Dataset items
▬▬▬▬▬▬▬▬▬▬
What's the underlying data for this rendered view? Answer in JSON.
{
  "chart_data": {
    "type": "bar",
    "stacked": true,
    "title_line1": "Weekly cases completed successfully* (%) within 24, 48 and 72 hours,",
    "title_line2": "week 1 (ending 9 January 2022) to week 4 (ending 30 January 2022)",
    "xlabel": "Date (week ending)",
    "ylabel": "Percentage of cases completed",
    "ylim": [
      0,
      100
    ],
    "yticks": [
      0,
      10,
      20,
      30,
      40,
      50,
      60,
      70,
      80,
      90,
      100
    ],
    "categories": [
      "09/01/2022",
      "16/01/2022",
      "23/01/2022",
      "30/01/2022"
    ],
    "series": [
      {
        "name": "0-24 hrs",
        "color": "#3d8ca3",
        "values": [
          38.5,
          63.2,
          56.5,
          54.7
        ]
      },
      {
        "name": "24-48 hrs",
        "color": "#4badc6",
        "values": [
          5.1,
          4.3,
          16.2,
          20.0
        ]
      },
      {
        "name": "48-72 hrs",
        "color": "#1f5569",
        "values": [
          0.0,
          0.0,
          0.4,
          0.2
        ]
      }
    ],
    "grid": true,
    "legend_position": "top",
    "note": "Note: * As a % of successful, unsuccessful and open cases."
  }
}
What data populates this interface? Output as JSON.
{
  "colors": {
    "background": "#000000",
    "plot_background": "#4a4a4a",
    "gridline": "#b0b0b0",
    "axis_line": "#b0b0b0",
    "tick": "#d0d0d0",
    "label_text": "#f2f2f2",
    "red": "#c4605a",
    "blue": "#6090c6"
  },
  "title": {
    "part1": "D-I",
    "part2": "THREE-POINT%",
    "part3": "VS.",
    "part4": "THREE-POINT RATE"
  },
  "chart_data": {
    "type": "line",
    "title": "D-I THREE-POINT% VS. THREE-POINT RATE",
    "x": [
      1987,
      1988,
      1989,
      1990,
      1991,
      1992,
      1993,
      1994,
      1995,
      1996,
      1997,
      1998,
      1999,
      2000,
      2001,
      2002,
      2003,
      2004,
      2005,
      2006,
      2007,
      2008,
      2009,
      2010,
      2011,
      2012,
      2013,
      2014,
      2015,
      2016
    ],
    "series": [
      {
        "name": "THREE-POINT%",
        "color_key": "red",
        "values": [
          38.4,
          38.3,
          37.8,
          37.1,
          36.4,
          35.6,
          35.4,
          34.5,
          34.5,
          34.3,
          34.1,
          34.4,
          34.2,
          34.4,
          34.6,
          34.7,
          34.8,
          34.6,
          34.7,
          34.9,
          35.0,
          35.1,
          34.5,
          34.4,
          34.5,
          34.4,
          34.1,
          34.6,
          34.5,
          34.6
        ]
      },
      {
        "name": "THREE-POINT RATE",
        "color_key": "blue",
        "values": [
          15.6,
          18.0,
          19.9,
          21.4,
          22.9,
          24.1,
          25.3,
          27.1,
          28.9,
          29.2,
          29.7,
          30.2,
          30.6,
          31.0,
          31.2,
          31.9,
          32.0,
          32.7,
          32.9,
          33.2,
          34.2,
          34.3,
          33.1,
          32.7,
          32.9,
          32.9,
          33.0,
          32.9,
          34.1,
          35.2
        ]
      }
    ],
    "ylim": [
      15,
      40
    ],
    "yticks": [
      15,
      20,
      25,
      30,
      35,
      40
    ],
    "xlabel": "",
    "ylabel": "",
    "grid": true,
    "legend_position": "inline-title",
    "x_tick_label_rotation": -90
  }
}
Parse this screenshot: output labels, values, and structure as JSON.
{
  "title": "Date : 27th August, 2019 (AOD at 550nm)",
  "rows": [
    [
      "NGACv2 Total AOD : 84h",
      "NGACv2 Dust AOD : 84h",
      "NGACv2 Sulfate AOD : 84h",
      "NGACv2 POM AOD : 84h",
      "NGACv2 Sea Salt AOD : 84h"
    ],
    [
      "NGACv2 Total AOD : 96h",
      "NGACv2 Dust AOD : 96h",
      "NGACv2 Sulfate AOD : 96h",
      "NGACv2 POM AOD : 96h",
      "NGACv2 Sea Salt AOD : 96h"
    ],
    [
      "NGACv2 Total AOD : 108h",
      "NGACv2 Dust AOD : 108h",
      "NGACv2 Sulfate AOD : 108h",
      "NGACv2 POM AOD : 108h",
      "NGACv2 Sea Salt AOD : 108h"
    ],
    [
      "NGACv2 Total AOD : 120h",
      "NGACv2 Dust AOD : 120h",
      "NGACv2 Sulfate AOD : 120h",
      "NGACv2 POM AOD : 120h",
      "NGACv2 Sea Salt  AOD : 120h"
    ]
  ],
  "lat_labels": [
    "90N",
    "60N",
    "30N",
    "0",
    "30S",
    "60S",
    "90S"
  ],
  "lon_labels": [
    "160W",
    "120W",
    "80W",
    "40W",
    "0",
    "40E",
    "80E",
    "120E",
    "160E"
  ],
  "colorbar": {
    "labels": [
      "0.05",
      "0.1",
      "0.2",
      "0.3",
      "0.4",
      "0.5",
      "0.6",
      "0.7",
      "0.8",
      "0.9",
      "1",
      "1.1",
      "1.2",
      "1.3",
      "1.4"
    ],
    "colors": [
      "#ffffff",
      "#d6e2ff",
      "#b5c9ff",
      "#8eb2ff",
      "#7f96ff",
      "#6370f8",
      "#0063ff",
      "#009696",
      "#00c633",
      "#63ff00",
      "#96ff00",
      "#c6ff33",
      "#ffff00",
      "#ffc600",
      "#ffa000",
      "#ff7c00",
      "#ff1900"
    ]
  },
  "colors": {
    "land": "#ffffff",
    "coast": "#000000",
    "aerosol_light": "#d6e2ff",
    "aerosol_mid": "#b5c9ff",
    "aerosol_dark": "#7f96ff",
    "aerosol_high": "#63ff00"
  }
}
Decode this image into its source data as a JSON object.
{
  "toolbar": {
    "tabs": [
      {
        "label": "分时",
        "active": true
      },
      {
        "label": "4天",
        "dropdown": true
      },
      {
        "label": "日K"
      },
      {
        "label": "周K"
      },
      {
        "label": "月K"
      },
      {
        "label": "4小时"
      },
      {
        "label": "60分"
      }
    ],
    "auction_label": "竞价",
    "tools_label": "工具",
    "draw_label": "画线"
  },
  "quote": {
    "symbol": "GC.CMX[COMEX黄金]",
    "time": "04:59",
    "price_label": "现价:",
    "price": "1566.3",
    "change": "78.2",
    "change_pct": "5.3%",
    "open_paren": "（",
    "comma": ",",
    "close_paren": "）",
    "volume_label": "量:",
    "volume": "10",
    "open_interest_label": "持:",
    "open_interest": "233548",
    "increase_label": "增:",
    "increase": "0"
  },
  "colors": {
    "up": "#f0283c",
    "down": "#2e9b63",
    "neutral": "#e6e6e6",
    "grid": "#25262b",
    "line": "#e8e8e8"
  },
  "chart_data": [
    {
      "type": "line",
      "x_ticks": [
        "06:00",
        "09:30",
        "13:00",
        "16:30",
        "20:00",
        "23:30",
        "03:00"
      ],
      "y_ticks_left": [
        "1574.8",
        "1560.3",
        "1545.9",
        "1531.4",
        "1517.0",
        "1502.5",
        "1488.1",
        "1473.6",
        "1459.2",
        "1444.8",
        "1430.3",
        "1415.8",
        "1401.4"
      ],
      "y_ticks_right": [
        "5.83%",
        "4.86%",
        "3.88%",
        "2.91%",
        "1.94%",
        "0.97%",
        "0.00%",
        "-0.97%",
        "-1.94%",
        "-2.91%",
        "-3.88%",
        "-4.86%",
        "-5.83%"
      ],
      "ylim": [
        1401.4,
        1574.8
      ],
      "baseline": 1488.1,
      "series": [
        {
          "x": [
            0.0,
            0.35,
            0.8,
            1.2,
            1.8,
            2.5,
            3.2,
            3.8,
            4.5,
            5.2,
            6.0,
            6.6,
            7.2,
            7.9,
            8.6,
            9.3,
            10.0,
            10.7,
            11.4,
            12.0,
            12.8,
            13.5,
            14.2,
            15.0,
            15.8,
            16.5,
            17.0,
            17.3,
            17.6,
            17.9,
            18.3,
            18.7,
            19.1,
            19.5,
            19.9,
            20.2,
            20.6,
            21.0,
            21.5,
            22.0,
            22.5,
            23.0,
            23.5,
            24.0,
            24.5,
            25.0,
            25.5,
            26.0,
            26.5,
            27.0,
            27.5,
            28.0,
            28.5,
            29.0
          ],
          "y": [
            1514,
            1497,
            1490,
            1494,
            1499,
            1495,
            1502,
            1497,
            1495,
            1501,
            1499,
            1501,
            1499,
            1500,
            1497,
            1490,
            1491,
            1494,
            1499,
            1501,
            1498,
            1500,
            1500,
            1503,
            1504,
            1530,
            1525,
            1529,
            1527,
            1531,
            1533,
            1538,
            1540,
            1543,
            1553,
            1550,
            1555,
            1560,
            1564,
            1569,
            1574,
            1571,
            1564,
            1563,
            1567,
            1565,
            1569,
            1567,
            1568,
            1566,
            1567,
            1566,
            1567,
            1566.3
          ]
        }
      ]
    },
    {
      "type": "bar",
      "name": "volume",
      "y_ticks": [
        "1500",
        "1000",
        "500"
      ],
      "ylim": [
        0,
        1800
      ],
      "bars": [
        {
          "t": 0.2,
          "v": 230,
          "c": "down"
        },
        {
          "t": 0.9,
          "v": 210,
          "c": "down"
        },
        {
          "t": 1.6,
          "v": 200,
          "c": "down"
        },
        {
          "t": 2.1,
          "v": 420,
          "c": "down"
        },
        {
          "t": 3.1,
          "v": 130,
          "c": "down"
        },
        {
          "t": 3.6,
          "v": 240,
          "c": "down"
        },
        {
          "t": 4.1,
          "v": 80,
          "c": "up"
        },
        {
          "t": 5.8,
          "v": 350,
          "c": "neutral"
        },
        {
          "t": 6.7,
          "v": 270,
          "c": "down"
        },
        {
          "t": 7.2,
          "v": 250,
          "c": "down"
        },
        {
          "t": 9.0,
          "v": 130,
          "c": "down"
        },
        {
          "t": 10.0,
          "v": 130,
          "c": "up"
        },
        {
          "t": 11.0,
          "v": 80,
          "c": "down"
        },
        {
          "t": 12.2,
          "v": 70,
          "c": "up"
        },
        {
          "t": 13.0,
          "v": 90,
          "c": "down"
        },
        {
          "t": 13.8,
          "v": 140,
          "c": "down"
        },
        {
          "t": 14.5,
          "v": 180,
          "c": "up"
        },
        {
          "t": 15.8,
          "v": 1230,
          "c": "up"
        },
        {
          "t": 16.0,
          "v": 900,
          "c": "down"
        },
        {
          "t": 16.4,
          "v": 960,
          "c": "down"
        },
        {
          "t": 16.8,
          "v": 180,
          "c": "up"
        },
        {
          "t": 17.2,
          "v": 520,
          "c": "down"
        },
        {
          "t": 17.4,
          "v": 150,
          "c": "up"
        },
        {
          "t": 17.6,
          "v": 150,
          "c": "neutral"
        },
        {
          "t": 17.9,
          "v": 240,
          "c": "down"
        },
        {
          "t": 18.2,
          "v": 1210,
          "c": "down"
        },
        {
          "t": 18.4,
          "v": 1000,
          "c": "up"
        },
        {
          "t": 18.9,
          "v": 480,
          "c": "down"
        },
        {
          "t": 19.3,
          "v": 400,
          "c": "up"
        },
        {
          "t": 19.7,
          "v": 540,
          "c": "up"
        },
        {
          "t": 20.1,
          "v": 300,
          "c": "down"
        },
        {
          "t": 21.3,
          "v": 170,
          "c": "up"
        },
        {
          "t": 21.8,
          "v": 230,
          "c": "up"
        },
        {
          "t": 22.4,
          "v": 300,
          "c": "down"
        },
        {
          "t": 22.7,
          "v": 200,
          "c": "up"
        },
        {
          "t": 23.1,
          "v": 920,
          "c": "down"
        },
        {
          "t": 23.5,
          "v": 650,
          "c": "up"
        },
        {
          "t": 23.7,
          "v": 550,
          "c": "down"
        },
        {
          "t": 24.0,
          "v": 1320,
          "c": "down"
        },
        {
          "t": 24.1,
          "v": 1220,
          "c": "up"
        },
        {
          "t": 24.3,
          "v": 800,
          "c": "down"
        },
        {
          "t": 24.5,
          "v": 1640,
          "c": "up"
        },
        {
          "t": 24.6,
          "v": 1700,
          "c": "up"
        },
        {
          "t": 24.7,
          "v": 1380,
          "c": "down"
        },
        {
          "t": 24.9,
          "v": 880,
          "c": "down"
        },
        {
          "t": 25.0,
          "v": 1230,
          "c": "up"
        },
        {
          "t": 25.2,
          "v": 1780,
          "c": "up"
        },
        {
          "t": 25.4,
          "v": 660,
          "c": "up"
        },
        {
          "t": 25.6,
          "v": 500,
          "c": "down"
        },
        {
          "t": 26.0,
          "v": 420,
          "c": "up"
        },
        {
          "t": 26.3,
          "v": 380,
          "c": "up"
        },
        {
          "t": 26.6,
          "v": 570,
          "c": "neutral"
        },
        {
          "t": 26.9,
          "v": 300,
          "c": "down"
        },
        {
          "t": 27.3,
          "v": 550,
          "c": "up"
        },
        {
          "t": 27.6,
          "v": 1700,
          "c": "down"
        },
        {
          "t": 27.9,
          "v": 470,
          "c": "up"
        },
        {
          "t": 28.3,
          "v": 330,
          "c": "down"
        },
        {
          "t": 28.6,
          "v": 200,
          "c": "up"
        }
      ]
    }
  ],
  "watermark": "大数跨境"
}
▬▬▬▬▬▬▬▬▬▬
Requirements
Lines of the material that contain the word "completed" are to be gathered.

Final result
    "title_line1": "Weekly cases completed successfully* (%) within 24, 48 and 72 hours,",
    "ylabel": "Percentage of cases completed",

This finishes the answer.